## Task description:
Can you write out the whole listing exactly?

--- START ---

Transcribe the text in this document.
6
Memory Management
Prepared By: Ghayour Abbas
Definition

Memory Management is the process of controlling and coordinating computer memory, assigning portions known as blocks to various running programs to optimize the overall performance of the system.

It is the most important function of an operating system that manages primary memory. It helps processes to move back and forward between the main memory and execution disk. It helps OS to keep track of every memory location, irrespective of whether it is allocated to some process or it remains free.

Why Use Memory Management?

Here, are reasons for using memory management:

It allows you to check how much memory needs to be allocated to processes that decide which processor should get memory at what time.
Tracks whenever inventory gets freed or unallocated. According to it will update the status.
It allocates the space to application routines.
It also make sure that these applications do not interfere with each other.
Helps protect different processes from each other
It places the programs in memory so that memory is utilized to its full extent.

--- END ---

## Response for this exercise:
Transcribe the text in this document.
6
Memory Management
Prepared By: Ghayour Abbas
Definition

Memory Management is the process of controlling and coordinating computer memory, assigning portions known as blocks to various running programs to optimize the overall performance of the system.

It is the most important function of an operating system that manages primary memory. It helps processes to move back and forward between the main memory and execution disk. It helps OS to keep track of every memory location, irrespective of whether it is allocated to some process or it remains free.

Why Use Memory Management?

Here, are reasons for using memory management:

It allows you to check how much memory needs to be allocated to processes that decide which processor should get memory at what time.
Tracks whenever inventory gets freed or unallocated. According to it will update the status.
It allocates the space to application routines.
It also make sure that these applications do not interfere with each other.
Helps protect different processes from each other
It places the programs in memory so that memory is utilized to its full extent.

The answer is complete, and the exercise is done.